§ **Material supplied**
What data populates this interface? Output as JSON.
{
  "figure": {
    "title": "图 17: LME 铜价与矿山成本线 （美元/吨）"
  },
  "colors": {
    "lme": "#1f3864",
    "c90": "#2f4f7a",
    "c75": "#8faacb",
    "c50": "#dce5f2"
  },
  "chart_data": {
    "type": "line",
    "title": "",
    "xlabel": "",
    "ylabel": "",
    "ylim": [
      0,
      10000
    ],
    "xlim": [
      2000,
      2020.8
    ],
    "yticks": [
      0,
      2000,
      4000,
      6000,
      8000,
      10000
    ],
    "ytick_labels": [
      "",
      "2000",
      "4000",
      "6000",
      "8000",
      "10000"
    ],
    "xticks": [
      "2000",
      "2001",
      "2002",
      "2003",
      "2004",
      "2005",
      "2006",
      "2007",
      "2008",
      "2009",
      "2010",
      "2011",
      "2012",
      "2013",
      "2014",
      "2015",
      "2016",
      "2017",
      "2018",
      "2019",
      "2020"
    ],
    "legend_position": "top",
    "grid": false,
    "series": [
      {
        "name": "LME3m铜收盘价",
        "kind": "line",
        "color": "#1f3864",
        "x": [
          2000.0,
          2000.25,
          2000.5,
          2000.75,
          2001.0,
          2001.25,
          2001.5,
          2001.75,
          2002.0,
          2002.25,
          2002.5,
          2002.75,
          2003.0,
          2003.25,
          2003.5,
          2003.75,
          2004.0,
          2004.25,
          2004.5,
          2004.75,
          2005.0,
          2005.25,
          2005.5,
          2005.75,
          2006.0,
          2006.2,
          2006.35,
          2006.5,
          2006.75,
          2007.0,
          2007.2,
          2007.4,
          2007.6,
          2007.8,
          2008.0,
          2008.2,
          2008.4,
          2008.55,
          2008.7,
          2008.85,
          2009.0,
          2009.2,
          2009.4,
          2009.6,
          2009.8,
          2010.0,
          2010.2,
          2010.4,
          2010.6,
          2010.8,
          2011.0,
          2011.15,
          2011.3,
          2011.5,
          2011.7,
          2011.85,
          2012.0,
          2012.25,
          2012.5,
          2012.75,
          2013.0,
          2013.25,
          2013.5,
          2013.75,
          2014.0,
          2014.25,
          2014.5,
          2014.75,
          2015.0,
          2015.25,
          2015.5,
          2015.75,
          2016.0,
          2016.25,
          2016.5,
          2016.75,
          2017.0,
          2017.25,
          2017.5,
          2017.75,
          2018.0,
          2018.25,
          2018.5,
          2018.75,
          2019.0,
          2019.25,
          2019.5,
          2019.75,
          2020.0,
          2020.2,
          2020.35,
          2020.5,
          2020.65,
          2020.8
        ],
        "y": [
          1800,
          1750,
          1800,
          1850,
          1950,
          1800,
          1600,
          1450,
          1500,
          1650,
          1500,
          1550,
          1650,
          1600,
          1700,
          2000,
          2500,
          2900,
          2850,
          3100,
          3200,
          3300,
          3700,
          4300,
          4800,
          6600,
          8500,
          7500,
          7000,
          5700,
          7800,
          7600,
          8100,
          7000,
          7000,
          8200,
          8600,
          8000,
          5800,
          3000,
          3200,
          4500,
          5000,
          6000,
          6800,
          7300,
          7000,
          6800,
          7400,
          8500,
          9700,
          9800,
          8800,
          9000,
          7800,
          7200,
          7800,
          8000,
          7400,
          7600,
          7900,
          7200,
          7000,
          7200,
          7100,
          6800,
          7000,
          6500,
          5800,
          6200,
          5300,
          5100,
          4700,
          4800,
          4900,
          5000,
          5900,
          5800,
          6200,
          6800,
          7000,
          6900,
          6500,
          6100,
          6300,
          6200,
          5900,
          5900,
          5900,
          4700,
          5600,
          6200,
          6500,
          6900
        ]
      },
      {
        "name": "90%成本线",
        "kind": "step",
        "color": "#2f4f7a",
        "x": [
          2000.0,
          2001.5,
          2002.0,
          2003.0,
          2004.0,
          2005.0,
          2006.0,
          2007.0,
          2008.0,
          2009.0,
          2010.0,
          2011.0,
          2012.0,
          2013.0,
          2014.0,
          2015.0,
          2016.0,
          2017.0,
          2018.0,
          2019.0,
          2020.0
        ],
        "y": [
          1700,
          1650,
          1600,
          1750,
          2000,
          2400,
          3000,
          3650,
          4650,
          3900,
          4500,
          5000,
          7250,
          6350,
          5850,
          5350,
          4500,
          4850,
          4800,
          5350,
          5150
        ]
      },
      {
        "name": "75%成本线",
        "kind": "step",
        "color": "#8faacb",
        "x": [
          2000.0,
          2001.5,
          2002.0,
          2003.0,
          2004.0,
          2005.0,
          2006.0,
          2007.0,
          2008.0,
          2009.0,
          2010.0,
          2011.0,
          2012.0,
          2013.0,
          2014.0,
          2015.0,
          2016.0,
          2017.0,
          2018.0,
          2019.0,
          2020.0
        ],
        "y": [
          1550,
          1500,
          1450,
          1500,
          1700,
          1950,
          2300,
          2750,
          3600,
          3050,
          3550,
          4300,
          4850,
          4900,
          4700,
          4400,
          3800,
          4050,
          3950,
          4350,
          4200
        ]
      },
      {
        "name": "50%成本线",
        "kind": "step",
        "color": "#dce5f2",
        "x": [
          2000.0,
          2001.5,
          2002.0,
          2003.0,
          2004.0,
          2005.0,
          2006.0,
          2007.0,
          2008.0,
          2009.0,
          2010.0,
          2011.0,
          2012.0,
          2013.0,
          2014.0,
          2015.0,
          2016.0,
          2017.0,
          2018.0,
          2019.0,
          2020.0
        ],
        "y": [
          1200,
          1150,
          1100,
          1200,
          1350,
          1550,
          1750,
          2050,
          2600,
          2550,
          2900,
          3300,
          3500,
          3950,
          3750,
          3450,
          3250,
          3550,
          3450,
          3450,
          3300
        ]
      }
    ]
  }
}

§ **Given problem**
Repeat every entry exactly as written above.

§ **Problem solution**
What data populates this interface? Output as JSON.
{
  "figure": {
    "title": "图 17: LME 铜价与矿山成本线 （美元/吨）"
  },
  "colors": {
    "lme": "#1f3864",
    "c90": "#2f4f7a",
    "c75": "#8faacb",
    "c50": "#dce5f2"
  },
  "chart_data": {
    "type": "line",
    "title": "",
    "xlabel": "",
    "ylabel": "",
    "ylim": [
      0,
      10000
    ],
    "xlim": [
      2000,
      2020.8
    ],
    "yticks": [
      0,
      2000,
      4000,
      6000,
      8000,
      10000
    ],
    "ytick_labels": [
      "",
      "2000",
      "4000",
      "6000",
      "8000",
      "10000"
    ],
    "xticks": [
      "2000",
      "2001",
      "2002",
      "2003",
      "2004",
      "2005",
      "2006",
      "2007",
      "2008",
      "2009",
      "2010",
      "2011",
      "2012",
      "2013",
      "2014",
      "2015",
      "2016",
      "2017",
      "2018",
      "2019",
      "2020"
    ],
    "legend_position": "top",
    "grid": false,
    "series": [
      {
        "name": "LME3m铜收盘价",
        "kind": "line",
        "color": "#1f3864",
        "x": [
          2000.0,
          2000.25,
          2000.5,
          2000.75,
          2001.0,
          2001.25,
          2001.5,
          2001.75,
          2002.0,
          2002.25,
          2002.5,
          2002.75,
          2003.0,
          2003.25,
          2003.5,
          2003.75,
          2004.0,
          2004.25,
          2004.5,
          2004.75,
          2005.0,
          2005.25,
          2005.5,
          2005.75,
          2006.0,
          2006.2,
          2006.35,
          2006.5,
          2006.75,
          2007.0,
          2007.2,
          2007.4,
          2007.6,
          2007.8,
          2008.0,
          2008.2,
          2008.4,
          2008.55,
          2008.7,
          2008.85,
          2009.0,
          2009.2,
          2009.4,
          2009.6,
          2009.8,
          2010.0,
          2010.2,
          2010.4,
          2010.6,
          2010.8,
          2011.0,
          2011.15,
          2011.3,
          2011.5,
          2011.7,
          2011.85,
          2012.0,
          2012.25,
          2012.5,
          2012.75,
          2013.0,
          2013.25,
          2013.5,
          2013.75,
          2014.0,
          2014.25,
          2014.5,
          2014.75,
          2015.0,
          2015.25,
          2015.5,
          2015.75,
          2016.0,
          2016.25,
          2016.5,
          2016.75,
          2017.0,
          2017.25,
          2017.5,
          2017.75,
          2018.0,
          2018.25,
          2018.5,
          2018.75,
          2019.0,
          2019.25,
          2019.5,
          2019.75,
          2020.0,
          2020.2,
          2020.35,
          2020.5,
          2020.65,
          2020.8
        ],
        "y": [
          1800,
          1750,
          1800,
          1850,
          1950,
          1800,
          1600,
          1450,
          1500,
          1650,
          1500,
          1550,
          1650,
          1600,
          1700,
          2000,
          2500,
          2900,
          2850,
          3100,
          3200,
          3300,
          3700,
          4300,
          4800,
          6600,
          8500,
          7500,
          7000,
          5700,
          7800,
          7600,
          8100,
          7000,
          7000,
          8200,
          8600,
          8000,
          5800,
          3000,
          3200,
          4500,
          5000,
          6000,
          6800,
          7300,
          7000,
          6800,
          7400,
          8500,
          9700,
          9800,
          8800,
          9000,
          7800,
          7200,
          7800,
          8000,
          7400,
          7600,
          7900,
          7200,
          7000,
          7200,
          7100,
          6800,
          7000,
          6500,
          5800,
          6200,
          5300,
          5100,
          4700,
          4800,
          4900,
          5000,
          5900,
          5800,
          6200,
          6800,
          7000,
          6900,
          6500,
          6100,
          6300,
          6200,
          5900,
          5900,
          5900,
          4700,
          5600,
          6200,
          6500,
          6900
        ]
      },
      {
        "name": "90%成本线",
        "kind": "step",
        "color": "#2f4f7a",
        "x": [
          2000.0,
          2001.5,
          2002.0,
          2003.0,
          2004.0,
          2005.0,
          2006.0,
          2007.0,
          2008.0,
          2009.0,
          2010.0,
          2011.0,
          2012.0,
          2013.0,
          2014.0,
          2015.0,
          2016.0,
          2017.0,
          2018.0,
          2019.0,
          2020.0
        ],
        "y": [
          1700,
          1650,
          1600,
          1750,
          2000,
          2400,
          3000,
          3650,
          4650,
          3900,
          4500,
          5000,
          7250,
          6350,
          5850,
          5350,
          4500,
          4850,
          4800,
          5350,
          5150
        ]
      },
      {
        "name": "75%成本线",
        "kind": "step",
        "color": "#8faacb",
        "x": [
          2000.0,
          2001.5,
          2002.0,
          2003.0,
          2004.0,
          2005.0,
          2006.0,
          2007.0,
          2008.0,
          2009.0,
          2010.0,
          2011.0,
          2012.0,
          2013.0,
          2014.0,
          2015.0,
          2016.0,
          2017.0,
          2018.0,
          2019.0,
          2020.0
        ],
        "y": [
          1550,
          1500,
          1450,
          1500,
          1700,
          1950,
          2300,
          2750,
          3600,
          3050,
          3550,
          4300,
          4850,
          4900,
          4700,
          4400,
          3800,
          4050,
          3950,
          4350,
          4200
        ]
      },
      {
        "name": "50%成本线",
        "kind": "step",
        "color": "#dce5f2",
        "x": [
          2000.0,
          2001.5,
          2002.0,
          2003.0,
          2004.0,
          2005.0,
          2006.0,
          2007.0,
          2008.0,
          2009.0,
          2010.0,
          2011.0,
          2012.0,
          2013.0,
          2014.0,
          2015.0,
          2016.0,
          2017.0,
          2018.0,
          2019.0,
          2020.0
        ],
        "y": [
          1200,
          1150,
          1100,
          1200,
          1350,
          1550,
          1750,
          2050,
          2600,
          2550,
          2900,
          3300,
          3500,
          3950,
          3750,
          3450,
          3250,
          3550,
          3450,
          3450,
          3300
        ]
      }
    ]
  }
}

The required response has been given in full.